-- START OF DATA FOR PROCESSING --
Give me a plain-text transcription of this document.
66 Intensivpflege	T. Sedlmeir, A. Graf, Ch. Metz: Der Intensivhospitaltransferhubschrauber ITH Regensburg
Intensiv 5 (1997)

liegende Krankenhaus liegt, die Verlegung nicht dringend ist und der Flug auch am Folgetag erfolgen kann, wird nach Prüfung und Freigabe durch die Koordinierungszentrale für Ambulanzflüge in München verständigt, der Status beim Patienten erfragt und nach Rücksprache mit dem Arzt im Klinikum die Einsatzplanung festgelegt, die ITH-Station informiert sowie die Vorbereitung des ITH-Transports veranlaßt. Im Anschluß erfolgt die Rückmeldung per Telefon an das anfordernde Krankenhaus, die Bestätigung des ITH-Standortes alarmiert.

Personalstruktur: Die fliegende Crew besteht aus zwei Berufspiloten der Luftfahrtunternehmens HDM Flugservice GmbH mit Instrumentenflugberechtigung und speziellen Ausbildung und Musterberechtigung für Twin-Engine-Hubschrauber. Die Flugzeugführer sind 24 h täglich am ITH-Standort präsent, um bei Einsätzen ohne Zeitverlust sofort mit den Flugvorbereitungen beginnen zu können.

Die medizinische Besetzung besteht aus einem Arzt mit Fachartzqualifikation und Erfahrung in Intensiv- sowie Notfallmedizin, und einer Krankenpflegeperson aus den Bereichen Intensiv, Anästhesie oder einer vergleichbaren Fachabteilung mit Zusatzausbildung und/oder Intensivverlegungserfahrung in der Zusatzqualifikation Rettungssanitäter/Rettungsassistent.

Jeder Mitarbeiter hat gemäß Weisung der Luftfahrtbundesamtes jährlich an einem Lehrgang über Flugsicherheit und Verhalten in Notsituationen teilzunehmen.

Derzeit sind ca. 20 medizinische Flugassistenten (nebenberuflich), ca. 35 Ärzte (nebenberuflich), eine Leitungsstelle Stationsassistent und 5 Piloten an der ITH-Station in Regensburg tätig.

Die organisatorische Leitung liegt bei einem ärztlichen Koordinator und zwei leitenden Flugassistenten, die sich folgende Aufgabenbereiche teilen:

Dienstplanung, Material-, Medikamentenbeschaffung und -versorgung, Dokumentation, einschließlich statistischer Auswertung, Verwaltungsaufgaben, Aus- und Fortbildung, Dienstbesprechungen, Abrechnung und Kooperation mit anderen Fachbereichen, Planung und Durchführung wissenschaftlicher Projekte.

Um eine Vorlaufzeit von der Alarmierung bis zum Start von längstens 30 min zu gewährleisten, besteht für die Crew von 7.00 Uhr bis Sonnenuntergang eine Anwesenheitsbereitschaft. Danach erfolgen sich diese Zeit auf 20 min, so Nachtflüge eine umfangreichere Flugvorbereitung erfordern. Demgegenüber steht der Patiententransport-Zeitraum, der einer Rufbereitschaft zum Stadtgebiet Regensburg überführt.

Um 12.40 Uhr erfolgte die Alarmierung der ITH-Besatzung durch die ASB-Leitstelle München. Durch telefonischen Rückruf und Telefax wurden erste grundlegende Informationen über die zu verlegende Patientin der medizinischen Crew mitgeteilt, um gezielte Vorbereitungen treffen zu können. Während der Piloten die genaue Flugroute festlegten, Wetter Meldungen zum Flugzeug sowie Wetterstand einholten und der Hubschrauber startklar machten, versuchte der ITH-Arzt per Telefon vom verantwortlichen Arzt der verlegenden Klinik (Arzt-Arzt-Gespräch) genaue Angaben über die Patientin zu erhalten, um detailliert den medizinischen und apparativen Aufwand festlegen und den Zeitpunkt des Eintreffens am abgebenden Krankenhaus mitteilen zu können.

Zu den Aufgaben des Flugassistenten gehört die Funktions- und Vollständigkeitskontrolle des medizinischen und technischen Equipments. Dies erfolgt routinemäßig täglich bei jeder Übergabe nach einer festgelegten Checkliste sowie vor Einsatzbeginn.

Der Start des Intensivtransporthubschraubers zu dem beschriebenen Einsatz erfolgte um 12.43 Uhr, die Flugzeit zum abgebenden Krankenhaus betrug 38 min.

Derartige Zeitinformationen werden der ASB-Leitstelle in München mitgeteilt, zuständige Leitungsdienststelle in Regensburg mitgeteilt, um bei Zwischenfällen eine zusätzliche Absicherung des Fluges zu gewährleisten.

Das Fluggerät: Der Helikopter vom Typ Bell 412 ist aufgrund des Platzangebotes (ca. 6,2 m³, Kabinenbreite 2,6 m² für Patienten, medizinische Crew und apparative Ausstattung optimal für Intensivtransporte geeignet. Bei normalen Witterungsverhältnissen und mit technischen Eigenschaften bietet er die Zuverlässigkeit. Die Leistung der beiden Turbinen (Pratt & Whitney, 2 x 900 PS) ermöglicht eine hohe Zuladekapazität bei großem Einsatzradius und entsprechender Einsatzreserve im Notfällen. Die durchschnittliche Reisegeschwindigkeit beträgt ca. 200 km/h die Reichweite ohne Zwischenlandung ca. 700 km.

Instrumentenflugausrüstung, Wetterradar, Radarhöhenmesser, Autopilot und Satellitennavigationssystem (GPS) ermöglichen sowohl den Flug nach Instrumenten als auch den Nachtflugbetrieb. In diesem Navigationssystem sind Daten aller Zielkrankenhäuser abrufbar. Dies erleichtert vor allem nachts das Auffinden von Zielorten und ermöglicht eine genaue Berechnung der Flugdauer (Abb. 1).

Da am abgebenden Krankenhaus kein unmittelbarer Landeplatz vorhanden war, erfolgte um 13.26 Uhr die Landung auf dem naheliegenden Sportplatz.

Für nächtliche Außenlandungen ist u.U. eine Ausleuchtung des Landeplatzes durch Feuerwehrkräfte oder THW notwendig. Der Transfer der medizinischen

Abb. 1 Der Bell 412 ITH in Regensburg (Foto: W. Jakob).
-- END OF DATA FOR PROCESSING --
## EXERCISE DESCRIPTION
Above are the records; copy all of them exactly.

## TASK SOLUTION
Give me a plain-text transcription of this document.
66 Intensivpflege	T. Sedlmeir, A. Graf, Ch. Metz: Der Intensivhospitaltransferhubschrauber ITH Regensburg
Intensiv 5 (1997)

liegende Krankenhaus liegt, die Verlegung nicht dringend ist und der Flug auch am Folgetag erfolgen kann, wird nach Prüfung und Freigabe durch die Koordinierungszentrale für Ambulanzflüge in München verständigt, der Status beim Patienten erfragt und nach Rücksprache mit dem Arzt im Klinikum die Einsatzplanung festgelegt, die ITH-Station informiert sowie die Vorbereitung des ITH-Transports veranlaßt. Im Anschluß erfolgt die Rückmeldung per Telefon an das anfordernde Krankenhaus, die Bestätigung des ITH-Standortes alarmiert.

Personalstruktur: Die fliegende Crew besteht aus zwei Berufspiloten der Luftfahrtunternehmens HDM Flugservice GmbH mit Instrumentenflugberechtigung und speziellen Ausbildung und Musterberechtigung für Twin-Engine-Hubschrauber. Die Flugzeugführer sind 24 h täglich am ITH-Standort präsent, um bei Einsätzen ohne Zeitverlust sofort mit den Flugvorbereitungen beginnen zu können.

Die medizinische Besetzung besteht aus einem Arzt mit Fachartzqualifikation und Erfahrung in Intensiv- sowie Notfallmedizin, und einer Krankenpflegeperson aus den Bereichen Intensiv, Anästhesie oder einer vergleichbaren Fachabteilung mit Zusatzausbildung und/oder Intensivverlegungserfahrung in der Zusatzqualifikation Rettungssanitäter/Rettungsassistent.

Jeder Mitarbeiter hat gemäß Weisung der Luftfahrtbundesamtes jährlich an einem Lehrgang über Flugsicherheit und Verhalten in Notsituationen teilzunehmen.

Derzeit sind ca. 20 medizinische Flugassistenten (nebenberuflich), ca. 35 Ärzte (nebenberuflich), eine Leitungsstelle Stationsassistent und 5 Piloten an der ITH-Station in Regensburg tätig.

Die organisatorische Leitung liegt bei einem ärztlichen Koordinator und zwei leitenden Flugassistenten, die sich folgende Aufgabenbereiche teilen:

Dienstplanung, Material-, Medikamentenbeschaffung und -versorgung, Dokumentation, einschließlich statistischer Auswertung, Verwaltungsaufgaben, Aus- und Fortbildung, Dienstbesprechungen, Abrechnung und Kooperation mit anderen Fachbereichen, Planung und Durchführung wissenschaftlicher Projekte.

Um eine Vorlaufzeit von der Alarmierung bis zum Start von längstens 30 min zu gewährleisten, besteht für die Crew von 7.00 Uhr bis Sonnenuntergang eine Anwesenheitsbereitschaft. Danach erfolgen sich diese Zeit auf 20 min, so Nachtflüge eine umfangreichere Flugvorbereitung erfordern. Demgegenüber steht der Patiententransport-Zeitraum, der einer Rufbereitschaft zum Stadtgebiet Regensburg überführt.

Um 12.40 Uhr erfolgte die Alarmierung der ITH-Besatzung durch die ASB-Leitstelle München. Durch telefonischen Rückruf und Telefax wurden erste grundlegende Informationen über die zu verlegende Patientin der medizinischen Crew mitgeteilt, um gezielte Vorbereitungen treffen zu können. Während der Piloten die genaue Flugroute festlegten, Wetter Meldungen zum Flugzeug sowie Wetterstand einholten und der Hubschrauber startklar machten, versuchte der ITH-Arzt per Telefon vom verantwortlichen Arzt der verlegenden Klinik (Arzt-Arzt-Gespräch) genaue Angaben über die Patientin zu erhalten, um detailliert den medizinischen und apparativen Aufwand festlegen und den Zeitpunkt des Eintreffens am abgebenden Krankenhaus mitteilen zu können.

Zu den Aufgaben des Flugassistenten gehört die Funktions- und Vollständigkeitskontrolle des medizinischen und technischen Equipments. Dies erfolgt routinemäßig täglich bei jeder Übergabe nach einer festgelegten Checkliste sowie vor Einsatzbeginn.

Der Start des Intensivtransporthubschraubers zu dem beschriebenen Einsatz erfolgte um 12.43 Uhr, die Flugzeit zum abgebenden Krankenhaus betrug 38 min.

Derartige Zeitinformationen werden der ASB-Leitstelle in München mitgeteilt, zuständige Leitungsdienststelle in Regensburg mitgeteilt, um bei Zwischenfällen eine zusätzliche Absicherung des Fluges zu gewährleisten.

Das Fluggerät: Der Helikopter vom Typ Bell 412 ist aufgrund des Platzangebotes (ca. 6,2 m³, Kabinenbreite 2,6 m² für Patienten, medizinische Crew und apparative Ausstattung optimal für Intensivtransporte geeignet. Bei normalen Witterungsverhältnissen und mit technischen Eigenschaften bietet er die Zuverlässigkeit. Die Leistung der beiden Turbinen (Pratt & Whitney, 2 x 900 PS) ermöglicht eine hohe Zuladekapazität bei großem Einsatzradius und entsprechender Einsatzreserve im Notfällen. Die durchschnittliche Reisegeschwindigkeit beträgt ca. 200 km/h die Reichweite ohne Zwischenlandung ca. 700 km.

Instrumentenflugausrüstung, Wetterradar, Radarhöhenmesser, Autopilot und Satellitennavigationssystem (GPS) ermöglichen sowohl den Flug nach Instrumenten als auch den Nachtflugbetrieb. In diesem Navigationssystem sind Daten aller Zielkrankenhäuser abrufbar. Dies erleichtert vor allem nachts das Auffinden von Zielorten und ermöglicht eine genaue Berechnung der Flugdauer (Abb. 1).

Da am abgebenden Krankenhaus kein unmittelbarer Landeplatz vorhanden war, erfolgte um 13.26 Uhr die Landung auf dem naheliegenden Sportplatz.

Für nächtliche Außenlandungen ist u.U. eine Ausleuchtung des Landeplatzes durch Feuerwehrkräfte oder THW notwendig. Der Transfer der medizinischen

Abb. 1 Der Bell 412 ITH in Regensburg (Foto: W. Jakob).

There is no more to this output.